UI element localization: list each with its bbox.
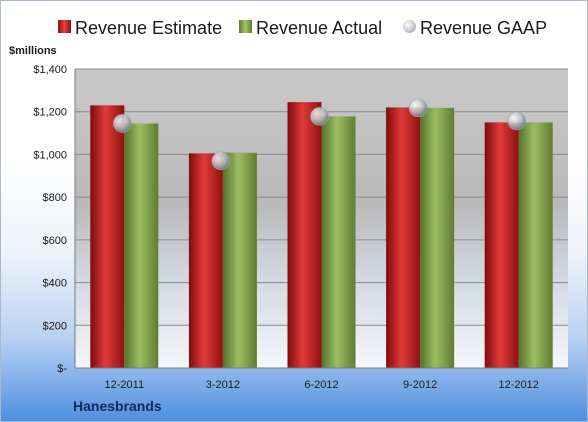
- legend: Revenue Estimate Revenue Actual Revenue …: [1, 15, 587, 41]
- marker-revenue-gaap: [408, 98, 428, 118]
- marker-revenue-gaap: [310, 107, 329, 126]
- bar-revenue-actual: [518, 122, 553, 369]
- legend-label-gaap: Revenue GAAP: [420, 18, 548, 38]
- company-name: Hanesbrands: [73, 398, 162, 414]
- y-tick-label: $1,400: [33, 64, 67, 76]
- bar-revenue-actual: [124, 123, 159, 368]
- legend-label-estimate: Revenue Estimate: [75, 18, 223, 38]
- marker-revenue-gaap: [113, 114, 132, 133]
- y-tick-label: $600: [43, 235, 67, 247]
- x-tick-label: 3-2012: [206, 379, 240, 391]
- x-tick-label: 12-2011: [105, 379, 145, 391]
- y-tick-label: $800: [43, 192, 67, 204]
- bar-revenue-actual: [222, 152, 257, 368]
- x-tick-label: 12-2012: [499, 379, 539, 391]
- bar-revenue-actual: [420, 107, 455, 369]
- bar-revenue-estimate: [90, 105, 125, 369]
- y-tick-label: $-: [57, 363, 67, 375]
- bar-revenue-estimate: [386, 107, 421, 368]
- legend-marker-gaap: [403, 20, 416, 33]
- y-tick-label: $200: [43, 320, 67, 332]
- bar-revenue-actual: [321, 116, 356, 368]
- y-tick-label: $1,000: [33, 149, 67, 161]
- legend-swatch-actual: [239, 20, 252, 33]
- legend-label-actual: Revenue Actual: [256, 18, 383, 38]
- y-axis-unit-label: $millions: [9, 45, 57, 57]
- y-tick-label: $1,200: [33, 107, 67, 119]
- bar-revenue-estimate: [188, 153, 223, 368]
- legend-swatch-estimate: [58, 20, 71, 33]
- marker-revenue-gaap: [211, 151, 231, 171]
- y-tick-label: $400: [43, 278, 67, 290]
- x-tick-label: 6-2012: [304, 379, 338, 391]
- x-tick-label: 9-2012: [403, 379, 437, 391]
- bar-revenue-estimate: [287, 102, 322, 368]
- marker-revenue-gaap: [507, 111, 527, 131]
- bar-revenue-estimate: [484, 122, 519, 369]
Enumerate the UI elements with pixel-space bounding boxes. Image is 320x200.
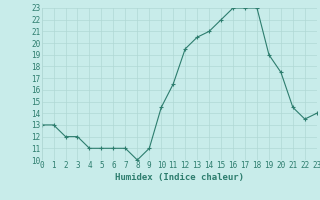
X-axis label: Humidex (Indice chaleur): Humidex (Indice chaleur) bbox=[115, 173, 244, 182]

◆ ◆ ◆ ◆ ◆ ◆ ◆

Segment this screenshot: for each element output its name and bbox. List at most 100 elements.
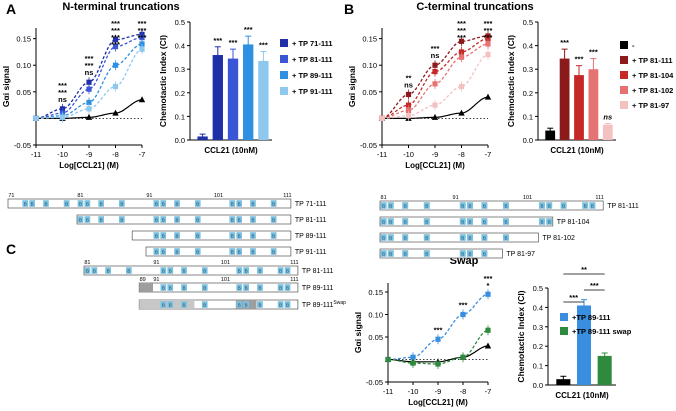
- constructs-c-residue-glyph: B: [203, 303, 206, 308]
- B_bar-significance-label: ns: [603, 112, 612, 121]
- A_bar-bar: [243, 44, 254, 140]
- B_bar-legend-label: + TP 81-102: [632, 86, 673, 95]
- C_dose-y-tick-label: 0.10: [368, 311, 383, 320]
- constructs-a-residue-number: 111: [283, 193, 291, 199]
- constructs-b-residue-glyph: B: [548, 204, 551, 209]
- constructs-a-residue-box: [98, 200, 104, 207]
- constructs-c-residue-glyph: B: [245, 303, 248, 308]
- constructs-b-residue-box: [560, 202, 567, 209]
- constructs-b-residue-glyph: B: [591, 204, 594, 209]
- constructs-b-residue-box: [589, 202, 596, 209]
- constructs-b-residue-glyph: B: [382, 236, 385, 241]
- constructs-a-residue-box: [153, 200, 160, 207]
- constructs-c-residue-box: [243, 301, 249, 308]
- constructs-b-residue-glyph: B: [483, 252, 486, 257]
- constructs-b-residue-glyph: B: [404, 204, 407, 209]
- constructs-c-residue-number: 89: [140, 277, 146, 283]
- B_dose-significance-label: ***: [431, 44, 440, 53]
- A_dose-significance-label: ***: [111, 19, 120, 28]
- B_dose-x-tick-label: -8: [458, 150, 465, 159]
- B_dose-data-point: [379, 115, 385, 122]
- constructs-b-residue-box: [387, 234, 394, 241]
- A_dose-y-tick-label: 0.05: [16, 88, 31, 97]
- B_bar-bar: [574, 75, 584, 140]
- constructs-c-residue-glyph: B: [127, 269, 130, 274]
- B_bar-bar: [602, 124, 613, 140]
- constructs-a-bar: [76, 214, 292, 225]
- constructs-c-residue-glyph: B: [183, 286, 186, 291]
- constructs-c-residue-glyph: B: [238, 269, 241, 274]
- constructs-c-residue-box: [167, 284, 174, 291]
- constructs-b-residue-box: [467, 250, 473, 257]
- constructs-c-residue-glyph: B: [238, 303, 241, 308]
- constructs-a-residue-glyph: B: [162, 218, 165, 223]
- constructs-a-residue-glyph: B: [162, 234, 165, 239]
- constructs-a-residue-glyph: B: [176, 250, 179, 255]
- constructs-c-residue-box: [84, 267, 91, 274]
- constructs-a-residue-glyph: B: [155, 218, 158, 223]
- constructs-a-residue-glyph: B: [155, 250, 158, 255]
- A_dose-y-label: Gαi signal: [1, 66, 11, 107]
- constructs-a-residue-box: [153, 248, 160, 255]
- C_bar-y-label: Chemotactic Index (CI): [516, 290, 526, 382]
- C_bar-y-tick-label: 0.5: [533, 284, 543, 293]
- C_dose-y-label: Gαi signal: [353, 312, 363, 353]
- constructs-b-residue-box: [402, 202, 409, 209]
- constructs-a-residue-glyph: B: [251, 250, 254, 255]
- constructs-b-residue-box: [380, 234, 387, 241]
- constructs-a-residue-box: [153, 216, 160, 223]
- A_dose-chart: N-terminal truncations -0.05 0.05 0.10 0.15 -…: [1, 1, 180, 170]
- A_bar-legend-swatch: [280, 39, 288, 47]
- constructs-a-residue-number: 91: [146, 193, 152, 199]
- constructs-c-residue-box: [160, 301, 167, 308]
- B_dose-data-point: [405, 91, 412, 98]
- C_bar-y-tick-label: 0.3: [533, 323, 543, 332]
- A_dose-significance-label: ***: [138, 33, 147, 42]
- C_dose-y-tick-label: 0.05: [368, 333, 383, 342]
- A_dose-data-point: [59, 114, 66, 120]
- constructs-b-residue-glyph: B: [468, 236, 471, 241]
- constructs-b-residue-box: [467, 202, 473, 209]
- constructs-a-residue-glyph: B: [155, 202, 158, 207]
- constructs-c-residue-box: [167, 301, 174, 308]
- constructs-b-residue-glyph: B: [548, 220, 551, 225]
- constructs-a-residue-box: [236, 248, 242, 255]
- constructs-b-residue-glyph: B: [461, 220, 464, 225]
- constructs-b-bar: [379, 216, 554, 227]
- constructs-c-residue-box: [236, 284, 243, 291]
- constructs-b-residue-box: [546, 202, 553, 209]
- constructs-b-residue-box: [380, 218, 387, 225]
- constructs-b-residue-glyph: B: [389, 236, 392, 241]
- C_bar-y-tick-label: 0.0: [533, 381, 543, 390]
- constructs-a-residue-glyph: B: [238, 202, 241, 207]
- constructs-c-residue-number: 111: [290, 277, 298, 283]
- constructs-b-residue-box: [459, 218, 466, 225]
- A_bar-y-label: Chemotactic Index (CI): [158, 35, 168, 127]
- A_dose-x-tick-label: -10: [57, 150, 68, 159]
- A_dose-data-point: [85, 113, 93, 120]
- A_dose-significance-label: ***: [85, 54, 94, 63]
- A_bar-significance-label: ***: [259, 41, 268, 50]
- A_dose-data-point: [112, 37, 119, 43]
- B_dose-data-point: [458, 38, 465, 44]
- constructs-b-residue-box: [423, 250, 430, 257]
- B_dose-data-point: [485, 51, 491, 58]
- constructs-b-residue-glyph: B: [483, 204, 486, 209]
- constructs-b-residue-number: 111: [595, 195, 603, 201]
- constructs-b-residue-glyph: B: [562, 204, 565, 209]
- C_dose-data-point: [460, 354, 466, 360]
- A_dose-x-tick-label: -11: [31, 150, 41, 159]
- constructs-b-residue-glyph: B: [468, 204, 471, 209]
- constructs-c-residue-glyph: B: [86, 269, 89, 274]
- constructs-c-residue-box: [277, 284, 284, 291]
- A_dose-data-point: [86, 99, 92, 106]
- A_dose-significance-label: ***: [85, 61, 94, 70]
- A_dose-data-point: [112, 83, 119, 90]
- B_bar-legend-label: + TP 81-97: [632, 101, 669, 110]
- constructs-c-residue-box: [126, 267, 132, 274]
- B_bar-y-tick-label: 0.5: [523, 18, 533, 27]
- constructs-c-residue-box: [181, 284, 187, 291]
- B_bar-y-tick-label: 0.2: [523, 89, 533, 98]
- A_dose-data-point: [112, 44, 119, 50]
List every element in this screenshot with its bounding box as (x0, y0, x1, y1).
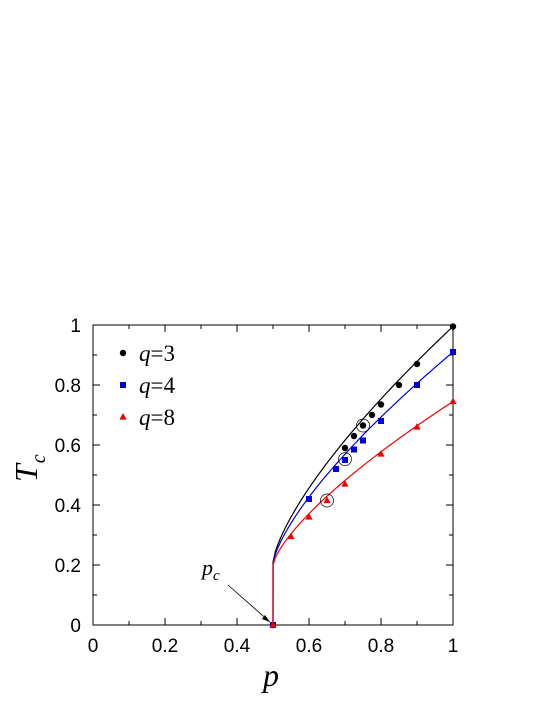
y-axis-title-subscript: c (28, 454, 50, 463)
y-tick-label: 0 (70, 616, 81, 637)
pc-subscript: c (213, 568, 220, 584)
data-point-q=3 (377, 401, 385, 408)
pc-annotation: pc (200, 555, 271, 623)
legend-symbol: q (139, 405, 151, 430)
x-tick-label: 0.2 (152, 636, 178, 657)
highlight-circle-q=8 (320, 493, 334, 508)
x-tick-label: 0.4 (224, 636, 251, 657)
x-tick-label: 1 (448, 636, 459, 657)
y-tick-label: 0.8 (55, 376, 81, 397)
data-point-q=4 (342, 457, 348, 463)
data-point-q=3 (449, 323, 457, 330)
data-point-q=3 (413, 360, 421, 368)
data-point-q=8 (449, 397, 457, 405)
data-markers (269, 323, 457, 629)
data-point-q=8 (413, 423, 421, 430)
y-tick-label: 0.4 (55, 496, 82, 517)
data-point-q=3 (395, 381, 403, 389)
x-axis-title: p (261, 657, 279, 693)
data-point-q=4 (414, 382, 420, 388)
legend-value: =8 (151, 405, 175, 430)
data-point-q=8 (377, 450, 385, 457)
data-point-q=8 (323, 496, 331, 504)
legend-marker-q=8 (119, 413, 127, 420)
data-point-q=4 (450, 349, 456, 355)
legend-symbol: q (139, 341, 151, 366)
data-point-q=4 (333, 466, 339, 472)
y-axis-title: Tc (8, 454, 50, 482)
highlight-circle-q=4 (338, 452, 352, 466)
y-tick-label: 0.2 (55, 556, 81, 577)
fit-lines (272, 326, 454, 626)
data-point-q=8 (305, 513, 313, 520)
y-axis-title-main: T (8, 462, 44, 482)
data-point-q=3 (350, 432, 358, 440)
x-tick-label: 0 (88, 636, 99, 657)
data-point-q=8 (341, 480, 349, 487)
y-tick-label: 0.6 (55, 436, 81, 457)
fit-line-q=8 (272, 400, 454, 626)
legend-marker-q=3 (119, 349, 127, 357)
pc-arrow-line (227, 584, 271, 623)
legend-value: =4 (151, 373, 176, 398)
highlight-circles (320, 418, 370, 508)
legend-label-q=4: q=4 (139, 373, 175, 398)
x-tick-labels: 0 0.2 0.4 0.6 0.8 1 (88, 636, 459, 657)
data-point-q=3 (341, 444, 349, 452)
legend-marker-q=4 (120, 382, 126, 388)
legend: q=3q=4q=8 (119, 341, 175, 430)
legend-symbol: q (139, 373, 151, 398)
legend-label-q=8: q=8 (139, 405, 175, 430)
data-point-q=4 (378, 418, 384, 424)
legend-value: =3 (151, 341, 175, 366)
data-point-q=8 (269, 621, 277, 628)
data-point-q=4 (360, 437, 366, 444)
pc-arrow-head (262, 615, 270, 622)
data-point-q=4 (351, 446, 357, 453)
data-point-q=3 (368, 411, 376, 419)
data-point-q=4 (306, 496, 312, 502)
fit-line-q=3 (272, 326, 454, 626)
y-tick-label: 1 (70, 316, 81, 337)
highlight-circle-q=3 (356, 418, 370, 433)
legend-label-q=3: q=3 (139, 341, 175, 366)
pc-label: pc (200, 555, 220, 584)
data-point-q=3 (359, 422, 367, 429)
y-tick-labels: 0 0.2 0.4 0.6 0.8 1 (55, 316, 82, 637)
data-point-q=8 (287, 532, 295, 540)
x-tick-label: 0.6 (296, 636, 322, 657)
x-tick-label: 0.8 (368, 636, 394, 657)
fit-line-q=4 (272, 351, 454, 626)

◆ ◆ ◆ ◆ ◆ ◆ ◆

# [Given problem]
Can you rewrite the material starting with the line that contains "y-axis-title-subscript: c (28, 454, 50, 463)" and going on through the line that contains "y-tick-label: 0.2 (55, 556, 81, 577)", substituting "sample-point" for every "data-point" and leaving everything else unchanged?

# [Full solution]
y-axis-title-subscript: c (28, 454, 50, 463)
y-tick-label: 0 (70, 616, 81, 637)
pc-subscript: c (213, 568, 220, 584)
sample-point-q=3 (377, 401, 385, 408)
pc-annotation: pc (200, 555, 271, 623)
legend-symbol: q (139, 405, 151, 430)
x-tick-label: 0.2 (152, 636, 178, 657)
highlight-circle-q=8 (320, 493, 334, 508)
x-tick-label: 0.4 (224, 636, 251, 657)
x-tick-label: 1 (448, 636, 459, 657)
y-tick-label: 0.8 (55, 376, 81, 397)
sample-point-q=4 (342, 457, 348, 463)
sample-point-q=3 (449, 323, 457, 330)
sample-point-q=3 (413, 360, 421, 368)
sample-point-q=8 (449, 397, 457, 405)
data-markers (269, 323, 457, 629)
sample-point-q=8 (413, 423, 421, 430)
y-tick-label: 0.4 (55, 496, 82, 517)
sample-point-q=3 (395, 381, 403, 389)
x-axis-title: p (261, 657, 279, 693)
sample-point-q=4 (414, 382, 420, 388)
legend-value: =8 (151, 405, 175, 430)
sample-point-q=8 (377, 450, 385, 457)
sample-point-q=8 (323, 496, 331, 504)
legend-marker-q=8 (119, 413, 127, 420)
sample-point-q=4 (450, 349, 456, 355)
legend-symbol: q (139, 341, 151, 366)
sample-point-q=4 (333, 466, 339, 472)
y-axis-title: Tc (8, 454, 50, 482)
highlight-circle-q=4 (338, 452, 352, 466)
y-tick-label: 0.2 (55, 556, 81, 577)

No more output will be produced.